## YOUR OBJECTIVE
Your task is to transcribe all of the data below exactly, omitting the images.
— Start PROVIDED RECORDS —
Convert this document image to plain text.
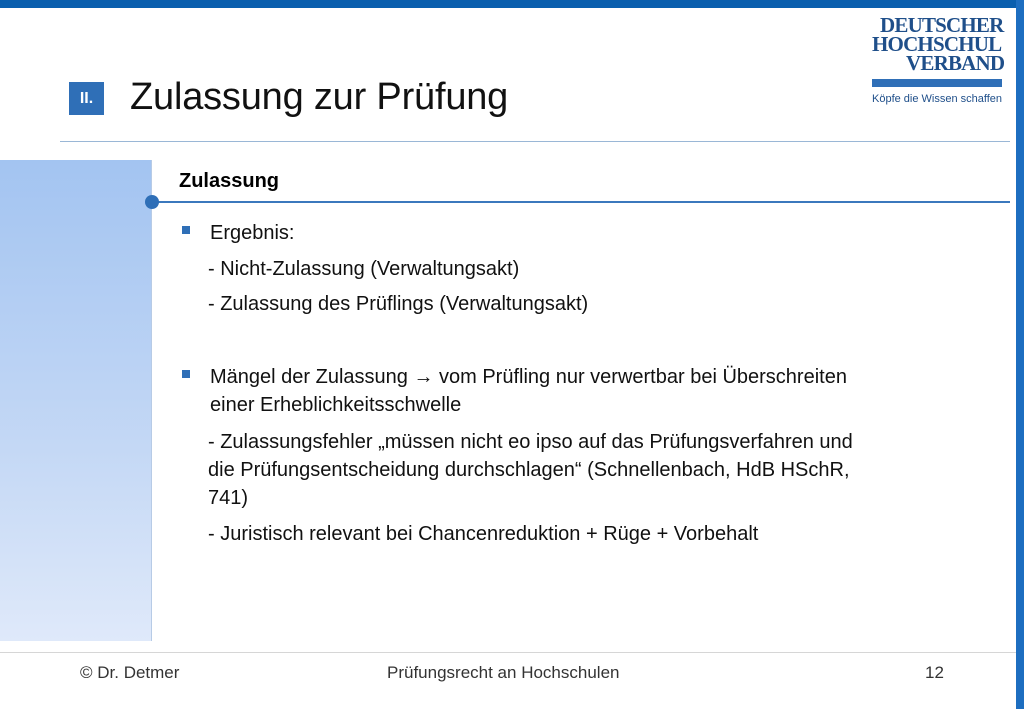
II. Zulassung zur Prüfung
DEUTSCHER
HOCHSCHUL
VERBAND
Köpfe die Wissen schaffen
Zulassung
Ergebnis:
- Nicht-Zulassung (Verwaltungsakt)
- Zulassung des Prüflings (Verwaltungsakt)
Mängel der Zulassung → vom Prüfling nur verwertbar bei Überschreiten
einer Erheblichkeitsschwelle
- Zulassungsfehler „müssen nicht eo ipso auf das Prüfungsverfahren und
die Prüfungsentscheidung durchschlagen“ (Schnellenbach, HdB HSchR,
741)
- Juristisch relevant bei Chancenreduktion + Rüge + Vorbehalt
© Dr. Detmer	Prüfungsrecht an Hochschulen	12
— End PROVIDED RECORDS —
## PROBLEM SOLUTION
Convert this document image to plain text.
II. Zulassung zur Prüfung
DEUTSCHER
HOCHSCHUL
VERBAND
Köpfe die Wissen schaffen
Zulassung
Ergebnis:
- Nicht-Zulassung (Verwaltungsakt)
- Zulassung des Prüflings (Verwaltungsakt)
Mängel der Zulassung → vom Prüfling nur verwertbar bei Überschreiten
einer Erheblichkeitsschwelle
- Zulassungsfehler „müssen nicht eo ipso auf das Prüfungsverfahren und
die Prüfungsentscheidung durchschlagen“ (Schnellenbach, HdB HSchR,
741)
- Juristisch relevant bei Chancenreduktion + Rüge + Vorbehalt
© Dr. Detmer	Prüfungsrecht an Hochschulen	12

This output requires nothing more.